>>>

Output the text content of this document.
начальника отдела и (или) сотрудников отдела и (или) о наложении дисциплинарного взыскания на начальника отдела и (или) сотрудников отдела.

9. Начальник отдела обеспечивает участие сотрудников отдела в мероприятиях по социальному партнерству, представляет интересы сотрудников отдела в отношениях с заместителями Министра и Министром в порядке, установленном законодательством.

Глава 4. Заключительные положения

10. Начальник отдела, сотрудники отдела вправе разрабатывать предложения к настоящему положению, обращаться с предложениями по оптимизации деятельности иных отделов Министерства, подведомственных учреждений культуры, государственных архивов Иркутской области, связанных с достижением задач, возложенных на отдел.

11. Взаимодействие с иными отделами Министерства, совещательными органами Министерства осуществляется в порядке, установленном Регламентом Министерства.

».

<<<

- Aim
Print the material verbatim, all of it.

- Task answer
Output the text content of this document.
начальника отдела и (или) сотрудников отдела и (или) о наложении дисциплинарного взыскания на начальника отдела и (или) сотрудников отдела.

9. Начальник отдела обеспечивает участие сотрудников отдела в мероприятиях по социальному партнерству, представляет интересы сотрудников отдела в отношениях с заместителями Министра и Министром в порядке, установленном законодательством.

Глава 4. Заключительные положения

10. Начальник отдела, сотрудники отдела вправе разрабатывать предложения к настоящему положению, обращаться с предложениями по оптимизации деятельности иных отделов Министерства, подведомственных учреждений культуры, государственных архивов Иркутской области, связанных с достижением задач, возложенных на отдел.

11. Взаимодействие с иными отделами Министерства, совещательными органами Министерства осуществляется в порядке, установленном Регламентом Министерства.

».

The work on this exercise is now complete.